══ GIVEN RECORDS ══
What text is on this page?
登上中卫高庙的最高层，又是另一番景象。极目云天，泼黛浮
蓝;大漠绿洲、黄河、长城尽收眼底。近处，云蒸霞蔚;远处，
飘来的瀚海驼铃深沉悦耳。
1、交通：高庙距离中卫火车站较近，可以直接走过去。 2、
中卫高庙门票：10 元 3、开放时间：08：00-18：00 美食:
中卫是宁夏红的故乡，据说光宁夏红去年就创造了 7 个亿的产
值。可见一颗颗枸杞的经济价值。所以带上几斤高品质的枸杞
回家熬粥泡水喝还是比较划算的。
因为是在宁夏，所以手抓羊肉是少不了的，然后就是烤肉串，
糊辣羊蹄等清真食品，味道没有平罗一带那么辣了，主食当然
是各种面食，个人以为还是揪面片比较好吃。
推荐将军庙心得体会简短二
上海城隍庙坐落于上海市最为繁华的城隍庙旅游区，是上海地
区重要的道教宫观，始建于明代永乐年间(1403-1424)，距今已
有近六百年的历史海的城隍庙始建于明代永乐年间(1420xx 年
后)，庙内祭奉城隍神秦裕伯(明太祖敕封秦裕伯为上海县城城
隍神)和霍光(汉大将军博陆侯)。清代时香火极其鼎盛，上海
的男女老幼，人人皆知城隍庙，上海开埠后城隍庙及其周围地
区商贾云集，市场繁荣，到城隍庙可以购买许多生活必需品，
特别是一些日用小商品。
═══
▶ WHAT YOU SHOULD DO
Each line of the listing should be copied exactly.

▶ FULL SOLUTION
What text is on this page?
登上中卫高庙的最高层，又是另一番景象。极目云天，泼黛浮
蓝;大漠绿洲、黄河、长城尽收眼底。近处，云蒸霞蔚;远处，
飘来的瀚海驼铃深沉悦耳。
1、交通：高庙距离中卫火车站较近，可以直接走过去。 2、
中卫高庙门票：10 元 3、开放时间：08：00-18：00 美食:
中卫是宁夏红的故乡，据说光宁夏红去年就创造了 7 个亿的产
值。可见一颗颗枸杞的经济价值。所以带上几斤高品质的枸杞
回家熬粥泡水喝还是比较划算的。
因为是在宁夏，所以手抓羊肉是少不了的，然后就是烤肉串，
糊辣羊蹄等清真食品，味道没有平罗一带那么辣了，主食当然
是各种面食，个人以为还是揪面片比较好吃。
推荐将军庙心得体会简短二
上海城隍庙坐落于上海市最为繁华的城隍庙旅游区，是上海地
区重要的道教宫观，始建于明代永乐年间(1403-1424)，距今已
有近六百年的历史海的城隍庙始建于明代永乐年间(1420xx 年
后)，庙内祭奉城隍神秦裕伯(明太祖敕封秦裕伯为上海县城城
隍神)和霍光(汉大将军博陆侯)。清代时香火极其鼎盛，上海
的男女老幼，人人皆知城隍庙，上海开埠后城隍庙及其周围地
区商贾云集，市场繁荣，到城隍庙可以购买许多生活必需品，
特别是一些日用小商品。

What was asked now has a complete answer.